**PROBLEM**
Show each line of the data below that has the string "River" in it.

**PROVIDED DATA**
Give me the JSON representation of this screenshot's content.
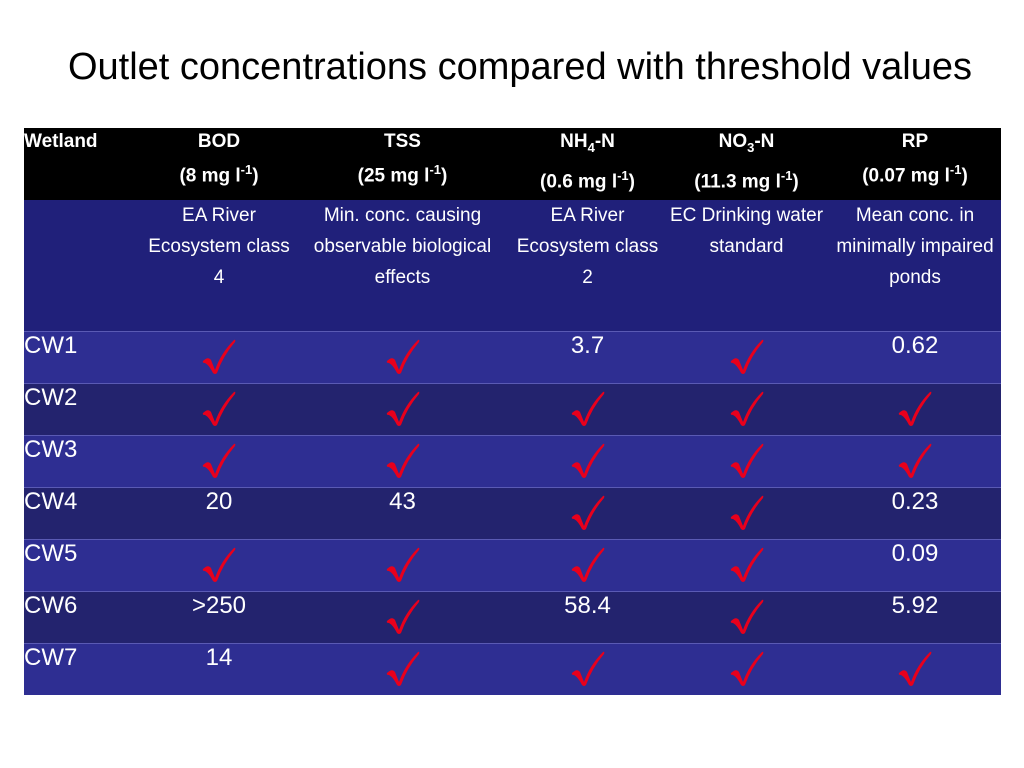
{
  "title": "Outlet concentrations compared with threshold values",
  "colors": {
    "header_bg": "#000000",
    "desc_bg": "#20207a",
    "row_light": "#2e2e92",
    "row_dark": "#23236e",
    "tick": "#e8001c"
  },
  "columns": [
    {
      "name": "Wetland"
    },
    {
      "name": "BOD",
      "threshold": "(8 mg l",
      "exp": "-1",
      "close": ")"
    },
    {
      "name": "TSS",
      "threshold": "(25 mg l",
      "exp": "-1",
      "close": ")"
    },
    {
      "name": "NH",
      "sub": "4",
      "name_suffix": "-N",
      "threshold": "(0.6 mg l",
      "exp": "-1",
      "close": ")"
    },
    {
      "name": "NO",
      "sub": "3",
      "name_suffix": "-N",
      "threshold": "(11.3 mg l",
      "exp": "-1",
      "close": ")"
    },
    {
      "name": "RP",
      "threshold": "(0.07 mg l",
      "exp": "-1",
      "close": ")"
    }
  ],
  "descriptions": [
    "",
    "EA River Ecosystem class 4",
    "Min. conc. causing observable biological effects",
    "EA River Ecosystem class 2",
    "EC Drinking water standard",
    "Mean conc. in minimally impaired ponds"
  ],
  "tick_icon": "red-checkmark-icon",
  "rows": [
    {
      "wetland": "CW1",
      "values": [
        "check",
        "check",
        "3.7",
        "check",
        "0.62"
      ]
    },
    {
      "wetland": "CW2",
      "values": [
        "check",
        "check",
        "check",
        "check",
        "check"
      ]
    },
    {
      "wetland": "CW3",
      "values": [
        "check",
        "check",
        "check",
        "check",
        "check"
      ]
    },
    {
      "wetland": "CW4",
      "values": [
        "20",
        "43",
        "check",
        "check",
        "0.23"
      ]
    },
    {
      "wetland": "CW5",
      "values": [
        "check",
        "check",
        "check",
        "check",
        "0.09"
      ]
    },
    {
      "wetland": "CW6",
      "values": [
        ">250",
        "check",
        "58.4",
        "check",
        "5.92"
      ]
    },
    {
      "wetland": "CW7",
      "values": [
        "14",
        "check",
        "check",
        "check",
        "check"
      ]
    }
  ]
}
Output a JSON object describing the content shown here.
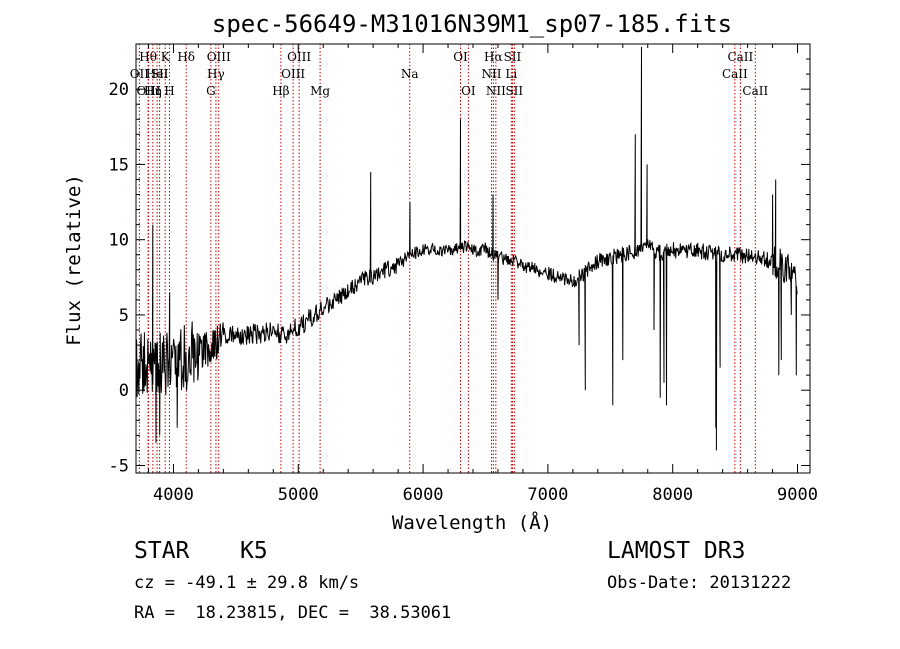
{
  "chart_data": {
    "type": "line",
    "title": "spec-56649-M31016N39M1_sp07-185.fits",
    "xlabel": "Wavelength (Å)",
    "ylabel": "Flux (relative)",
    "xlim": [
      3700,
      9100
    ],
    "ylim": [
      -5.5,
      23
    ],
    "x_ticks": [
      4000,
      5000,
      6000,
      7000,
      8000,
      9000
    ],
    "y_ticks": [
      -5,
      0,
      5,
      10,
      15,
      20
    ],
    "line_color": "#000000",
    "marker_color": "#cc0000",
    "continuum": [
      [
        3700,
        1.5
      ],
      [
        3800,
        2.0
      ],
      [
        3900,
        1.8
      ],
      [
        4000,
        1.6
      ],
      [
        4100,
        2.2
      ],
      [
        4200,
        2.6
      ],
      [
        4300,
        2.8
      ],
      [
        4400,
        3.6
      ],
      [
        4500,
        3.8
      ],
      [
        4600,
        3.6
      ],
      [
        4700,
        3.8
      ],
      [
        4800,
        3.9
      ],
      [
        4900,
        3.7
      ],
      [
        5000,
        4.2
      ],
      [
        5100,
        4.8
      ],
      [
        5200,
        5.5
      ],
      [
        5300,
        6.0
      ],
      [
        5400,
        6.6
      ],
      [
        5500,
        7.3
      ],
      [
        5600,
        7.6
      ],
      [
        5700,
        8.0
      ],
      [
        5800,
        8.3
      ],
      [
        5900,
        9.0
      ],
      [
        6000,
        9.3
      ],
      [
        6100,
        9.4
      ],
      [
        6200,
        9.3
      ],
      [
        6300,
        9.6
      ],
      [
        6400,
        9.3
      ],
      [
        6500,
        9.4
      ],
      [
        6600,
        8.8
      ],
      [
        6700,
        8.7
      ],
      [
        6800,
        8.3
      ],
      [
        6900,
        8.0
      ],
      [
        7000,
        7.8
      ],
      [
        7100,
        7.4
      ],
      [
        7200,
        7.3
      ],
      [
        7300,
        7.8
      ],
      [
        7400,
        8.6
      ],
      [
        7500,
        8.8
      ],
      [
        7600,
        9.0
      ],
      [
        7700,
        9.3
      ],
      [
        7800,
        9.6
      ],
      [
        7900,
        9.1
      ],
      [
        8000,
        9.3
      ],
      [
        8100,
        9.2
      ],
      [
        8200,
        9.3
      ],
      [
        8300,
        9.1
      ],
      [
        8400,
        9.0
      ],
      [
        8500,
        9.0
      ],
      [
        8600,
        8.9
      ],
      [
        8700,
        8.8
      ],
      [
        8800,
        8.6
      ],
      [
        8900,
        8.2
      ],
      [
        9000,
        7.0
      ],
      [
        9100,
        6.5
      ]
    ],
    "features": [
      [
        3835,
        11.0
      ],
      [
        3860,
        -3.5
      ],
      [
        3890,
        -3.0
      ],
      [
        3970,
        6.5
      ],
      [
        4030,
        -2.5
      ],
      [
        5580,
        14.5
      ],
      [
        5895,
        12.5
      ],
      [
        6300,
        18.0
      ],
      [
        6560,
        13.0
      ],
      [
        6600,
        6.0
      ],
      [
        7250,
        3.0
      ],
      [
        7300,
        0.0
      ],
      [
        7520,
        -1.0
      ],
      [
        7600,
        2.0
      ],
      [
        7700,
        17.0
      ],
      [
        7750,
        22.8
      ],
      [
        7795,
        15.0
      ],
      [
        7850,
        4.0
      ],
      [
        7900,
        -0.5
      ],
      [
        7930,
        0.5
      ],
      [
        7950,
        -1.0
      ],
      [
        8345,
        -2.5
      ],
      [
        8350,
        -4.0
      ],
      [
        8380,
        1.5
      ],
      [
        8800,
        13.0
      ],
      [
        8825,
        14.0
      ],
      [
        8850,
        1.0
      ],
      [
        8870,
        2.0
      ],
      [
        8950,
        5.0
      ],
      [
        8990,
        1.0
      ]
    ],
    "lines": [
      {
        "wl": 3727,
        "label": "OII",
        "row": 1
      },
      {
        "wl": 3797,
        "label": "Hθ",
        "row": 0
      },
      {
        "wl": 3800,
        "label": "OIII",
        "row": 2
      },
      {
        "wl": 3835,
        "label": "Hη",
        "row": 2
      },
      {
        "wl": 3869,
        "label": "HeI",
        "row": 1
      },
      {
        "wl": 3889,
        "label": "SII",
        "row": 1
      },
      {
        "wl": 3934,
        "label": "K",
        "row": 0
      },
      {
        "wl": 3968,
        "label": "H",
        "row": 2
      },
      {
        "wl": 4102,
        "label": "Hδ",
        "row": 0
      },
      {
        "wl": 4300,
        "label": "G",
        "row": 2
      },
      {
        "wl": 4340,
        "label": "Hγ",
        "row": 1
      },
      {
        "wl": 4363,
        "label": "OIII",
        "row": 0
      },
      {
        "wl": 4861,
        "label": "Hβ",
        "row": 2
      },
      {
        "wl": 4959,
        "label": "OIII",
        "row": 1
      },
      {
        "wl": 5007,
        "label": "OIII",
        "row": 0
      },
      {
        "wl": 5175,
        "label": "Mg",
        "row": 2
      },
      {
        "wl": 5893,
        "label": "Na",
        "row": 1
      },
      {
        "wl": 6300,
        "label": "OI",
        "row": 0
      },
      {
        "wl": 6363,
        "label": "OI",
        "row": 2
      },
      {
        "wl": 6548,
        "label": "NII",
        "row": 1
      },
      {
        "wl": 6563,
        "label": "Hα",
        "row": 0
      },
      {
        "wl": 6583,
        "label": "NII",
        "row": 2
      },
      {
        "wl": 6707,
        "label": "Li",
        "row": 1
      },
      {
        "wl": 6716,
        "label": "SII",
        "row": 0
      },
      {
        "wl": 6731,
        "label": "SII",
        "row": 2
      },
      {
        "wl": 8498,
        "label": "CaII",
        "row": 1
      },
      {
        "wl": 8542,
        "label": "CaII",
        "row": 0
      },
      {
        "wl": 8662,
        "label": "CaII",
        "row": 2
      }
    ]
  },
  "info": {
    "class_label": "STAR",
    "subclass": "K5",
    "survey": "LAMOST DR3",
    "redshift_line": "cz = -49.1 ± 29.8 km/s",
    "obs_date": "Obs-Date: 20131222",
    "coords": "RA =  18.23815, DEC =  38.53061"
  }
}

**FINISHED TASK**
    "EA River Ecosystem class 4",
    "EA River Ecosystem class 2",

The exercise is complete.